### What is needed
Will you extract the entries word for word? Images should not appear in the copy.

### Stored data
"""
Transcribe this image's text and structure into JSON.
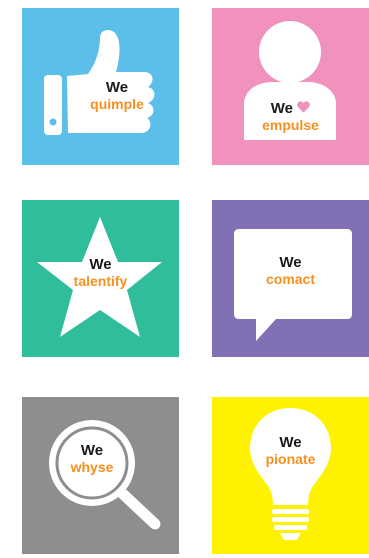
{
  "colors": {
    "orange": "#f7901e",
    "tile_blue": "#5bbfe9",
    "tile_pink": "#f191bd",
    "tile_teal": "#2fbd9b",
    "tile_purple": "#8170b3",
    "tile_gray": "#8d8e90",
    "tile_yellow": "#fff200",
    "heart": "#f191bd"
  },
  "tiles": [
    {
      "we": "We",
      "verb": "quimple",
      "icon": "thumbs-up-icon"
    },
    {
      "we": "We",
      "verb": "empulse",
      "icon": "person-icon"
    },
    {
      "we": "We",
      "verb": "talentify",
      "icon": "star-icon"
    },
    {
      "we": "We",
      "verb": "comact",
      "icon": "speech-bubble-icon"
    },
    {
      "we": "We",
      "verb": "whyse",
      "icon": "magnifier-icon"
    },
    {
      "we": "We",
      "verb": "pionate",
      "icon": "lightbulb-icon"
    }
  ]
}
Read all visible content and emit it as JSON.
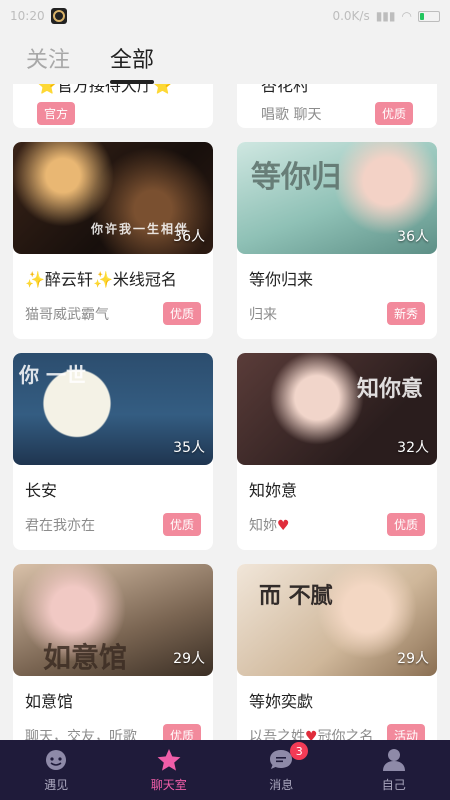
{
  "status_bar": {
    "time": "10:20",
    "network": "0.0K/s",
    "battery_level": 0.18
  },
  "tabs": [
    {
      "label": "关注",
      "active": false
    },
    {
      "label": "全部",
      "active": true
    }
  ],
  "partial_cards": [
    {
      "title": "⭐官方接待大厅⭐",
      "badge": "官方"
    },
    {
      "title": "杏花村",
      "subtitle": "唱歌 聊天",
      "badge": "优质"
    }
  ],
  "rooms": [
    {
      "title_prefix": "✨",
      "title": "醉云轩",
      "title_mid": "✨",
      "title_suffix": "米线冠名",
      "subtitle": "猫哥威武霸气",
      "count": "36人",
      "badge": "优质",
      "art_text": "你许我一生相伴"
    },
    {
      "title": "等你归来",
      "subtitle": "归来",
      "count": "36人",
      "badge": "新秀",
      "art_text": "等你归"
    },
    {
      "title": "长安",
      "subtitle": "君在我亦在",
      "count": "35人",
      "badge": "优质",
      "art_text": "你 一世"
    },
    {
      "title": "知妳意",
      "subtitle": "知妳",
      "subtitle_heart": "♥",
      "count": "32人",
      "badge": "优质",
      "art_text": "知你意"
    },
    {
      "title": "如意馆",
      "subtitle": "聊天，交友，听歌",
      "count": "29人",
      "badge": "优质",
      "art_text": "如意馆"
    },
    {
      "title": "等妳奕歔",
      "subtitle": "以吾之姓",
      "subtitle_heart": "♥",
      "subtitle_suffix": "冠你之名",
      "count": "29人",
      "badge": "活动",
      "art_text": "而 不腻"
    }
  ],
  "bottom_nav": [
    {
      "label": "遇见",
      "icon": "meet-icon",
      "active": false
    },
    {
      "label": "聊天室",
      "icon": "star-icon",
      "active": true
    },
    {
      "label": "消息",
      "icon": "message-icon",
      "active": false,
      "badge": "3"
    },
    {
      "label": "自己",
      "icon": "profile-icon",
      "active": false
    }
  ],
  "colors": {
    "nav_bg": "#1f1b3a",
    "accent": "#f05ea8",
    "badge": "#f28a9c",
    "heart": "#e02d3c"
  }
}
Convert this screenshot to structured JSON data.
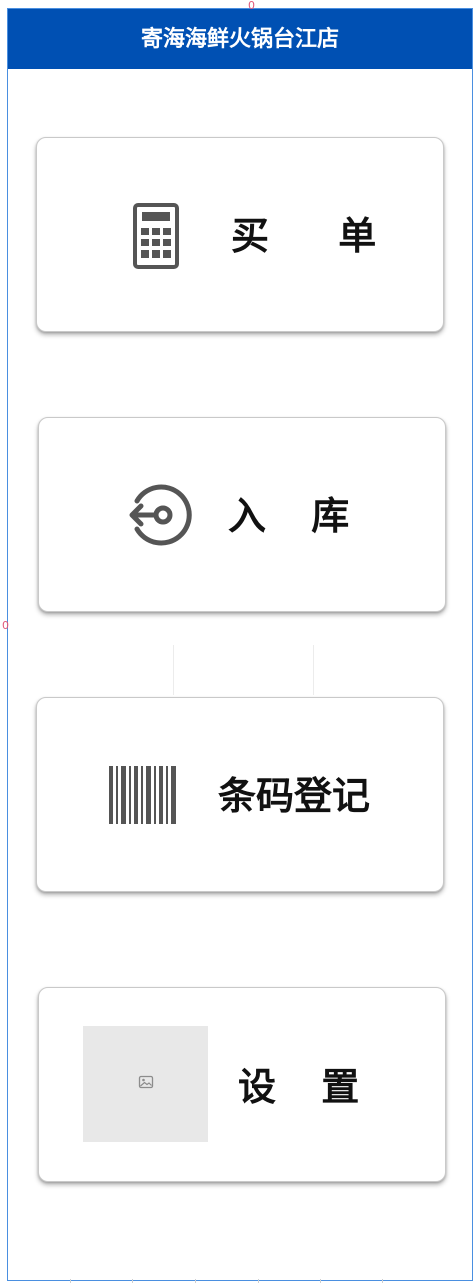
{
  "header": {
    "title": "寄海海鲜火锅台江店",
    "background": "#0050b3"
  },
  "buttons": [
    {
      "label": "买 单",
      "icon": "calculator-icon"
    },
    {
      "label": "入 库",
      "icon": "inbound-arrow-icon"
    },
    {
      "label": "条码登记",
      "icon": "barcode-icon"
    },
    {
      "label": "设 置",
      "icon": "image-placeholder-icon"
    }
  ],
  "guide_markers": {
    "top": "0",
    "left": "0"
  }
}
"""
### Result of this task
Transcribe this image's text and structure into JSON.
{
  "colors": {
    "orange": "#f7901e",
    "tile_blue": "#5bbfe9",
    "tile_pink": "#f191bd",
    "tile_teal": "#2fbd9b",
    "tile_purple": "#8170b3",
    "tile_gray": "#8d8e90",
    "tile_yellow": "#fff200",
    "heart": "#f191bd"
  },
  "tiles": [
    {
      "we": "We",
      "verb": "quimple",
      "icon": "thumbs-up-icon"
    },
    {
      "we": "We",
      "verb": "empulse",
      "icon": "person-icon"
    },
    {
      "we": "We",
      "verb": "talentify",
      "icon": "star-icon"
    },
    {
      "we": "We",
      "verb": "comact",
      "icon": "speech-bubble-icon"
    },
    {
      "we": "We",
      "verb": "whyse",
      "icon": "magnifier-icon"
    },
    {
      "we": "We",
      "verb": "pionate",
      "icon": "lightbulb-icon"
    }
  ]
}
Read all visible content and emit it as JSON.
{
  "status_bar": {
    "time": "10:20",
    "network": "0.0K/s",
    "battery_level": 0.18
  },
  "tabs": [
    {
      "label": "关注",
      "active": false
    },
    {
      "label": "全部",
      "active": true
    }
  ],
  "partial_cards": [
    {
      "title": "⭐官方接待大厅⭐",
      "badge": "官方"
    },
    {
      "title": "杏花村",
      "subtitle": "唱歌 聊天",
      "badge": "优质"
    }
  ],
  "rooms": [
    {
      "title_prefix": "✨",
      "title": "醉云轩",
      "title_mid": "✨",
      "title_suffix": "米线冠名",
      "subtitle": "猫哥威武霸气",
      "count": "36人",
      "badge": "优质",
      "art_text": "你许我一生相伴"
    },
    {
      "title": "等你归来",
      "subtitle": "归来",
      "count": "36人",
      "badge": "新秀",
      "art_text": "等你归"
    },
    {
      "title": "长安",
      "subtitle": "君在我亦在",
      "count": "35人",
      "badge": "优质",
      "art_text": "你 一世"
    },
    {
      "title": "知妳意",
      "subtitle": "知妳",
      "subtitle_heart": "♥",
      "count": "32人",
      "badge": "优质",
      "art_text": "知你意"
    },
    {
      "title": "如意馆",
      "subtitle": "聊天，交友，听歌",
      "count": "29人",
      "badge": "优质",
      "art_text": "如意馆"
    },
    {
      "title": "等妳奕歔",
      "subtitle": "以吾之姓",
      "subtitle_heart": "♥",
      "subtitle_suffix": "冠你之名",
      "count": "29人",
      "badge": "活动",
      "art_text": "而 不腻"
    }
  ],
  "bottom_nav": [
    {
      "label": "遇见",
      "icon": "meet-icon",
      "active": false
    },
    {
      "label": "聊天室",
      "icon": "star-icon",
      "active": true
    },
    {
      "label": "消息",
      "icon": "message-icon",
      "active": false,
      "badge": "3"
    },
    {
      "label": "自己",
      "icon": "profile-icon",
      "active": false
    }
  ],
  "colors": {
    "nav_bg": "#1f1b3a",
    "accent": "#f05ea8",
    "badge": "#f28a9c",
    "heart": "#e02d3c"
  }
}
Convert this screenshot to structured JSON data.
{
  "header": {
    "title": "寄海海鲜火锅台江店",
    "background": "#0050b3"
  },
  "buttons": [
    {
      "label": "买 单",
      "icon": "calculator-icon"
    },
    {
      "label": "入 库",
      "icon": "inbound-arrow-icon"
    },
    {
      "label": "条码登记",
      "icon": "barcode-icon"
    },
    {
      "label": "设 置",
      "icon": "image-placeholder-icon"
    }
  ],
  "guide_markers": {
    "top": "0",
    "left": "0"
  }
}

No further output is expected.